*Direction*
Write the records out again, precisely as they stand.

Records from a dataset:
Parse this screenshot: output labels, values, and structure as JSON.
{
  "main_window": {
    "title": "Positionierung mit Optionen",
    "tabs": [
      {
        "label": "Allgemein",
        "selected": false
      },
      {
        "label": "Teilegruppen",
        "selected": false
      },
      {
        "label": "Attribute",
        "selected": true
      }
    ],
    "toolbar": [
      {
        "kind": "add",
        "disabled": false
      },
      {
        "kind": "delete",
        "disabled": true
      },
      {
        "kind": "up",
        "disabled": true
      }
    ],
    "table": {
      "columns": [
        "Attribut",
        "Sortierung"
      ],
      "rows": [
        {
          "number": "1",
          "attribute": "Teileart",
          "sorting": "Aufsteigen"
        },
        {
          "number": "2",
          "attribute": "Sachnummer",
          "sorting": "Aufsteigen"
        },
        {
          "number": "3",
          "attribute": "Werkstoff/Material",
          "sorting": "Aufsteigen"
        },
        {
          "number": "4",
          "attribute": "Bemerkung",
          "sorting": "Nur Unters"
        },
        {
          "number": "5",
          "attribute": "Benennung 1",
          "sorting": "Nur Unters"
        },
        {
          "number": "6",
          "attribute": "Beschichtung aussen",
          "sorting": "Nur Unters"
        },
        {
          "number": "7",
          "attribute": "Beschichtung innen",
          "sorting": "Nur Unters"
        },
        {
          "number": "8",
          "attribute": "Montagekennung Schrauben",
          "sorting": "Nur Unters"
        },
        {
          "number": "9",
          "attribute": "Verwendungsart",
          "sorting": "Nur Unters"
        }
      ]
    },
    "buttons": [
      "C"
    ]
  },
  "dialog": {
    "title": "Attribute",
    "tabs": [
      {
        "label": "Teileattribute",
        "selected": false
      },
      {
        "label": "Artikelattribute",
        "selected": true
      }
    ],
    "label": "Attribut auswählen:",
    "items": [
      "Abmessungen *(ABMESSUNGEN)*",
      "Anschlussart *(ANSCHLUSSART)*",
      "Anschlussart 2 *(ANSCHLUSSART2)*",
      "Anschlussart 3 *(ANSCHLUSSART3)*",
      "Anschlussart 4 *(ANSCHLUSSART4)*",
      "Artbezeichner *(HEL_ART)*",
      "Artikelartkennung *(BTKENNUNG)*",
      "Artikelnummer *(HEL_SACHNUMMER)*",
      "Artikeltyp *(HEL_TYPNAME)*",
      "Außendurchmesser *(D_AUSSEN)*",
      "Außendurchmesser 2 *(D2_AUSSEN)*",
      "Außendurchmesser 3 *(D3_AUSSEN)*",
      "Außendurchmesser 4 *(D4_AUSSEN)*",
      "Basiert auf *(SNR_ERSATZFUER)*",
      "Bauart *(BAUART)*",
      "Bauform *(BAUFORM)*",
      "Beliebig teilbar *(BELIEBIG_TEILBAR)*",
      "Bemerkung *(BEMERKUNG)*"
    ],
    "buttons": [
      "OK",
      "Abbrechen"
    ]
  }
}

*Written response*
Parse this screenshot: output labels, values, and structure as JSON.
{
  "main_window": {
    "title": "Positionierung mit Optionen",
    "tabs": [
      {
        "label": "Allgemein",
        "selected": false
      },
      {
        "label": "Teilegruppen",
        "selected": false
      },
      {
        "label": "Attribute",
        "selected": true
      }
    ],
    "toolbar": [
      {
        "kind": "add",
        "disabled": false
      },
      {
        "kind": "delete",
        "disabled": true
      },
      {
        "kind": "up",
        "disabled": true
      }
    ],
    "table": {
      "columns": [
        "Attribut",
        "Sortierung"
      ],
      "rows": [
        {
          "number": "1",
          "attribute": "Teileart",
          "sorting": "Aufsteigen"
        },
        {
          "number": "2",
          "attribute": "Sachnummer",
          "sorting": "Aufsteigen"
        },
        {
          "number": "3",
          "attribute": "Werkstoff/Material",
          "sorting": "Aufsteigen"
        },
        {
          "number": "4",
          "attribute": "Bemerkung",
          "sorting": "Nur Unters"
        },
        {
          "number": "5",
          "attribute": "Benennung 1",
          "sorting": "Nur Unters"
        },
        {
          "number": "6",
          "attribute": "Beschichtung aussen",
          "sorting": "Nur Unters"
        },
        {
          "number": "7",
          "attribute": "Beschichtung innen",
          "sorting": "Nur Unters"
        },
        {
          "number": "8",
          "attribute": "Montagekennung Schrauben",
          "sorting": "Nur Unters"
        },
        {
          "number": "9",
          "attribute": "Verwendungsart",
          "sorting": "Nur Unters"
        }
      ]
    },
    "buttons": [
      "C"
    ]
  },
  "dialog": {
    "title": "Attribute",
    "tabs": [
      {
        "label": "Teileattribute",
        "selected": false
      },
      {
        "label": "Artikelattribute",
        "selected": true
      }
    ],
    "label": "Attribut auswählen:",
    "items": [
      "Abmessungen *(ABMESSUNGEN)*",
      "Anschlussart *(ANSCHLUSSART)*",
      "Anschlussart 2 *(ANSCHLUSSART2)*",
      "Anschlussart 3 *(ANSCHLUSSART3)*",
      "Anschlussart 4 *(ANSCHLUSSART4)*",
      "Artbezeichner *(HEL_ART)*",
      "Artikelartkennung *(BTKENNUNG)*",
      "Artikelnummer *(HEL_SACHNUMMER)*",
      "Artikeltyp *(HEL_TYPNAME)*",
      "Außendurchmesser *(D_AUSSEN)*",
      "Außendurchmesser 2 *(D2_AUSSEN)*",
      "Außendurchmesser 3 *(D3_AUSSEN)*",
      "Außendurchmesser 4 *(D4_AUSSEN)*",
      "Basiert auf *(SNR_ERSATZFUER)*",
      "Bauart *(BAUART)*",
      "Bauform *(BAUFORM)*",
      "Beliebig teilbar *(BELIEBIG_TEILBAR)*",
      "Bemerkung *(BEMERKUNG)*"
    ],
    "buttons": [
      "OK",
      "Abbrechen"
    ]
  }
}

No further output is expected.